### What is expected
Each line that holds the word "dans" is to be identified and copied.

[Start of Task material]

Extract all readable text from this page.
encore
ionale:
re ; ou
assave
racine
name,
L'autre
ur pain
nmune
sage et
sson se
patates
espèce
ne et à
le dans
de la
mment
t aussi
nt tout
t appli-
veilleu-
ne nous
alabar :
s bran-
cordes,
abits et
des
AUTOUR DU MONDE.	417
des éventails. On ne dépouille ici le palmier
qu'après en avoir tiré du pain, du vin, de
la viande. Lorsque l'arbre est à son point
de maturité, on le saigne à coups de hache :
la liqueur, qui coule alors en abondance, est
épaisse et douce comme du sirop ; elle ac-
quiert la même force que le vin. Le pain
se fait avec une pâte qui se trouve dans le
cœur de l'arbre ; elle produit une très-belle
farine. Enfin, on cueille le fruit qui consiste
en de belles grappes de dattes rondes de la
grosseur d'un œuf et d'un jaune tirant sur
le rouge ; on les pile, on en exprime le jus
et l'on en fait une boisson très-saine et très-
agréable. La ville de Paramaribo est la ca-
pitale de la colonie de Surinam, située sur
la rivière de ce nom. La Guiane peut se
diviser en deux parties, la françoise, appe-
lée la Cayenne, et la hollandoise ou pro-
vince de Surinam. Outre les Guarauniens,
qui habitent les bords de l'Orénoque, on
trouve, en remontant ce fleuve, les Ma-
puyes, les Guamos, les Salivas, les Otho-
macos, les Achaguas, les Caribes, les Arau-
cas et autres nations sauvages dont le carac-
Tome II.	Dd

[End of Task material]

### Result of the exercise
le dans
se fait avec une pâte qui se trouve dans le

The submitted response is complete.